◆ **Goal**: Copy every line in the records below that contains the word "this".

◆ **Records to process**:

◇ ◇ ◇ ◇ ◇ ◇ ◇

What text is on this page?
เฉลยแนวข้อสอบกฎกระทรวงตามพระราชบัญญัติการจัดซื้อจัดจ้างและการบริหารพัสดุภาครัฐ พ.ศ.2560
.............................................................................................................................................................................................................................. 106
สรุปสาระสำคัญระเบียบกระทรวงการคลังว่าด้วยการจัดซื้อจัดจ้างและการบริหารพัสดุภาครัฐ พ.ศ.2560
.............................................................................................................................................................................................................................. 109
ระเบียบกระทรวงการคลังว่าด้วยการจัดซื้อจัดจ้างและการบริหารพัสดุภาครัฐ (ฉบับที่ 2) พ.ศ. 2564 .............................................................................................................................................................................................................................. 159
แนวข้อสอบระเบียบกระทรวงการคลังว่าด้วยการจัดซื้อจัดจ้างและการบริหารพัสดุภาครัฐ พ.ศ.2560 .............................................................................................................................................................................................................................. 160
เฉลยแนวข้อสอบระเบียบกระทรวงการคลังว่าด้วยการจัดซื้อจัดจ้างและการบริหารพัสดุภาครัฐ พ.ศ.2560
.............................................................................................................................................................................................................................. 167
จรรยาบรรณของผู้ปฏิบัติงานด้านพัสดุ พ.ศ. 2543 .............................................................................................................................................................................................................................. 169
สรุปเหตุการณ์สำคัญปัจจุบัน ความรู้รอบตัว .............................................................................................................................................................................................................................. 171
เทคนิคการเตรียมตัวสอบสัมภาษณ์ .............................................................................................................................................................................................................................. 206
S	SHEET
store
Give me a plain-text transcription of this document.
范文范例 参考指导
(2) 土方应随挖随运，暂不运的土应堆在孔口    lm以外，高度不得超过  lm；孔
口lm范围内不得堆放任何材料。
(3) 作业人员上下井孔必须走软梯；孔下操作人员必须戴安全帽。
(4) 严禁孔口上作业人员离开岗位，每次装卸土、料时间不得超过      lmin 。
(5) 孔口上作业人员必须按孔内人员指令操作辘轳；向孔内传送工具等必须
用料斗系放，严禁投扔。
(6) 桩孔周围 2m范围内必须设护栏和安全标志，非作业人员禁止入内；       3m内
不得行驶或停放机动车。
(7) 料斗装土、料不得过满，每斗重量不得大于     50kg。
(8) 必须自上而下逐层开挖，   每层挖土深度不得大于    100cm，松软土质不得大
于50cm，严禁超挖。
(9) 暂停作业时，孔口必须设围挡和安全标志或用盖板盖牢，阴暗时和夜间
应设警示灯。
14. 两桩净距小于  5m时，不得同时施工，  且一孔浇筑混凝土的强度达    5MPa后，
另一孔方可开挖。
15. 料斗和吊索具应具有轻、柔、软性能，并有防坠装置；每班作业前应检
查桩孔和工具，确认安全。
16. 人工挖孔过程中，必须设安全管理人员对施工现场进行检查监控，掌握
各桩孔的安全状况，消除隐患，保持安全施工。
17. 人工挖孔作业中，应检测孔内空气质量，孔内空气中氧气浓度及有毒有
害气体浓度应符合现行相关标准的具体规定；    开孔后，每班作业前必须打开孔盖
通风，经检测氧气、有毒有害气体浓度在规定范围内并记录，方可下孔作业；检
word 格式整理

◇ ◇ ◇ ◇ ◇ ◇ ◇

◆ **Answer to the exercise**:
What text is on this page?
Give me a plain-text transcription of this document.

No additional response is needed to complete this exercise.